▶ _Listed entries_
* * * *

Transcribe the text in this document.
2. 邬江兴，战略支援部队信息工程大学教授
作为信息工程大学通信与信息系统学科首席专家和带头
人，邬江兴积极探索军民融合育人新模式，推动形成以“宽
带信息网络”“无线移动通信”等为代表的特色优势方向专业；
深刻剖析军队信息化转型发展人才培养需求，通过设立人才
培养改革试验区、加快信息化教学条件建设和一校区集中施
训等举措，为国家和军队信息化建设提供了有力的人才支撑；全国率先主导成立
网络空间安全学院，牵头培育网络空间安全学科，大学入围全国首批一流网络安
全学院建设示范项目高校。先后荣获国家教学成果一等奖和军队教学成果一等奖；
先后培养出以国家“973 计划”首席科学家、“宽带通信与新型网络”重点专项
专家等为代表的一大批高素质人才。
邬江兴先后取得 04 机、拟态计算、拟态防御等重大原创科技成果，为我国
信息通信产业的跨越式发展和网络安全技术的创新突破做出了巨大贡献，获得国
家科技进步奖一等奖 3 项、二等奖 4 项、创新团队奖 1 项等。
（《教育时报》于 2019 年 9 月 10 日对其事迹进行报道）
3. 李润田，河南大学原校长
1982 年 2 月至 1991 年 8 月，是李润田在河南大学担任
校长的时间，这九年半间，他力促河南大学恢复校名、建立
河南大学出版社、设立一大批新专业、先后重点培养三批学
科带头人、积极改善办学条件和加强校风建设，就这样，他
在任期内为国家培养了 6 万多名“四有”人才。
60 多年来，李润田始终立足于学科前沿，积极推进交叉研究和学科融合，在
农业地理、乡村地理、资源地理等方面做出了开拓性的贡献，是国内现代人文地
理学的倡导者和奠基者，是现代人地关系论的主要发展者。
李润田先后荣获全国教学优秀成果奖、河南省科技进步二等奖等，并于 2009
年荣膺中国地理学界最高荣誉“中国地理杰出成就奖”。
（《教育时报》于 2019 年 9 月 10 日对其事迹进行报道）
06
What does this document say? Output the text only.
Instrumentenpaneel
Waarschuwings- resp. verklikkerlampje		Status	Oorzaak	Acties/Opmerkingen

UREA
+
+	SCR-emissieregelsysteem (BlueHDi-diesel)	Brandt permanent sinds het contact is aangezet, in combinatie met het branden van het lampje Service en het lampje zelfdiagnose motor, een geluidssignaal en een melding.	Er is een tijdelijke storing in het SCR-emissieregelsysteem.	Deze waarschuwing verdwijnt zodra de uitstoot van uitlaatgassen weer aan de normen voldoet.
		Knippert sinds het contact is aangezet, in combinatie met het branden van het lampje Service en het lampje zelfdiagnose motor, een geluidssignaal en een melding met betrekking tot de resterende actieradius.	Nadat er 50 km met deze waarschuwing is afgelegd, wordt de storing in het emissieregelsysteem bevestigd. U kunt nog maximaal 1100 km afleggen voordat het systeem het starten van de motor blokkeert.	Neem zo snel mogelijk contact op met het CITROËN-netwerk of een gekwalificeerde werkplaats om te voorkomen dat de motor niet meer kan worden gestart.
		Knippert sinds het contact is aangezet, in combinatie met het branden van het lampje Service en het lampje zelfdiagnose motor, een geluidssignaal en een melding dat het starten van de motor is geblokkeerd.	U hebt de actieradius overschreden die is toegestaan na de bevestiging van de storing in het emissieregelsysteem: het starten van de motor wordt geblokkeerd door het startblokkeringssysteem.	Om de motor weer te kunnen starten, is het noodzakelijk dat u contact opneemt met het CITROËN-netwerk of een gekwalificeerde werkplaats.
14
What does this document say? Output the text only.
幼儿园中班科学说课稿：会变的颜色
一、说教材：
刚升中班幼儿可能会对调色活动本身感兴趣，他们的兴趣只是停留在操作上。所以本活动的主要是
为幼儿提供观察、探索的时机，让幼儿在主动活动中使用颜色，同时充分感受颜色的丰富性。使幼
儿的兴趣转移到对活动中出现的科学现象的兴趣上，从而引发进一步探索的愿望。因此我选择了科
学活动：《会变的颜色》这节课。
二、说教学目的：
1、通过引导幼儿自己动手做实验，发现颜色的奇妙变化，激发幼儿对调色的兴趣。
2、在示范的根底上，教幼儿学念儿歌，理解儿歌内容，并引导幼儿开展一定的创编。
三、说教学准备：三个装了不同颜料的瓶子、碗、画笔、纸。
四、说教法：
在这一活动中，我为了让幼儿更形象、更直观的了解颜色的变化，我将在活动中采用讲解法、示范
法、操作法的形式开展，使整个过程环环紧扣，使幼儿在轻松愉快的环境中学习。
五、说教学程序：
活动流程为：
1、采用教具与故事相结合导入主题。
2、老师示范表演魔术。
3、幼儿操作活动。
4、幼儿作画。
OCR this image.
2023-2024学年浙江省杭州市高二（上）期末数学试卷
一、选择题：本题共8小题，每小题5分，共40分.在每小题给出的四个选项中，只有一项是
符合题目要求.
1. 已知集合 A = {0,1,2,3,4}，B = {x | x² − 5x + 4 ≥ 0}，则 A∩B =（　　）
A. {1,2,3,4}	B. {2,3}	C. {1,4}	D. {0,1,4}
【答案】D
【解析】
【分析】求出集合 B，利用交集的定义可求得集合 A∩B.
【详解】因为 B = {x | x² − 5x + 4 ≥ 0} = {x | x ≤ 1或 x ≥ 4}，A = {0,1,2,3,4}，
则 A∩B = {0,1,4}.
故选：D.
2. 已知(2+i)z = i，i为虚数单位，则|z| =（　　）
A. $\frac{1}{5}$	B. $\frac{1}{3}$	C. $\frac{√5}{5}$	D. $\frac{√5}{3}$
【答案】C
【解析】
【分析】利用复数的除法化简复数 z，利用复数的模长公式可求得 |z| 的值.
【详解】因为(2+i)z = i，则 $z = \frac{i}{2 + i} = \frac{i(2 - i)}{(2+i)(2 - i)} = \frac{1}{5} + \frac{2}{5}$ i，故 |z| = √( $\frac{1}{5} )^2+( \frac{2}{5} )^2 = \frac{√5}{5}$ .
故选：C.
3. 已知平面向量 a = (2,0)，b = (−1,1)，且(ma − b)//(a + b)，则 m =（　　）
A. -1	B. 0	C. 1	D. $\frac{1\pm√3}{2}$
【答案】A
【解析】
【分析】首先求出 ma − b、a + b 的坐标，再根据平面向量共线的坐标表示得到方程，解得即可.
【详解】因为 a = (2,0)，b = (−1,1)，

* * * *

▶ _Task requirements_
Using the entries above, return each line in which the word "this" occurs.

▶ _Problem solution_
Transcribe the text in this document.
What does this document say? Output the text only.
What does this document say? Output the text only.
OCR this image.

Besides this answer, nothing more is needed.